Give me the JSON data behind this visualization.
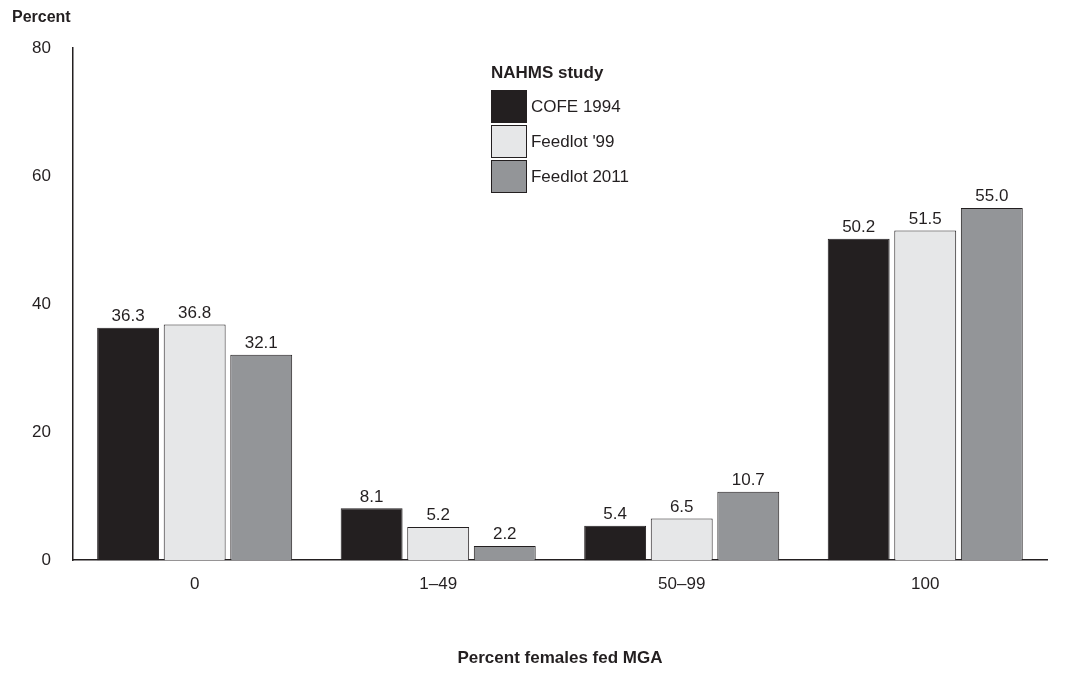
{
  "chart_data": {
    "type": "bar",
    "xlabel": "Percent females fed MGA",
    "ylabel": "Percent",
    "legend_title": "NAHMS study",
    "legend": "top",
    "categories": [
      "0",
      "1–49",
      "50–99",
      "100"
    ],
    "series": [
      {
        "name": "COFE 1994",
        "color": "#231f20",
        "values": [
          36.3,
          8.1,
          5.4,
          50.2
        ],
        "value_labels": [
          "36.3",
          "8.1",
          "5.4",
          "50.2"
        ]
      },
      {
        "name": "Feedlot '99",
        "color": "#e6e7e8",
        "values": [
          36.8,
          5.2,
          6.5,
          51.5
        ],
        "value_labels": [
          "36.8",
          "5.2",
          "6.5",
          "51.5"
        ]
      },
      {
        "name": "Feedlot 2011",
        "color": "#939598",
        "values": [
          32.1,
          2.2,
          10.7,
          55.0
        ],
        "value_labels": [
          "32.1",
          "2.2",
          "10.7",
          "55.0"
        ]
      }
    ],
    "ylim": [
      0,
      80
    ],
    "yticks": [
      0,
      20,
      40,
      60,
      80
    ],
    "grid": false
  }
}
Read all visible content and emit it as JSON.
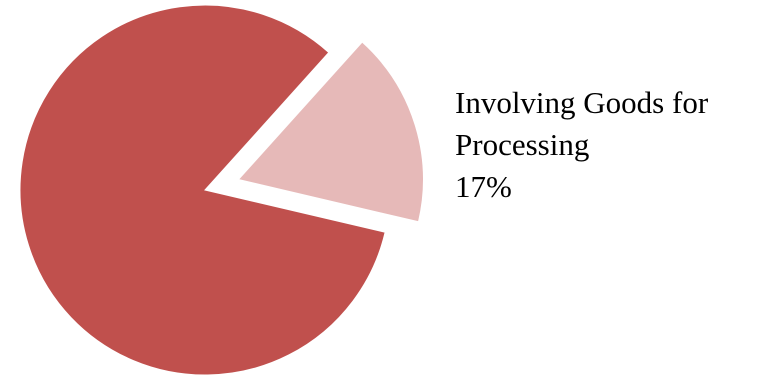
{
  "chart_data": {
    "type": "pie",
    "title": "",
    "slices": [
      {
        "name": "",
        "value": 83,
        "label": "",
        "color": "#c0504d",
        "exploded": false
      },
      {
        "name": "Involving Goods for Processing",
        "value": 17,
        "label": "17%",
        "color": "#e6b9b8",
        "exploded": true
      }
    ],
    "legend": "none",
    "data_labels": {
      "Involving Goods for Processing": {
        "line1": "Involving Goods for",
        "line2": "Processing",
        "percent": "17%"
      }
    }
  }
}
....
Which lines of the data include "JSON"? Copy each of them.

THE REPLY >>
Give me the JSON data behind this visualization.
Read all visible content and emit it as JSON.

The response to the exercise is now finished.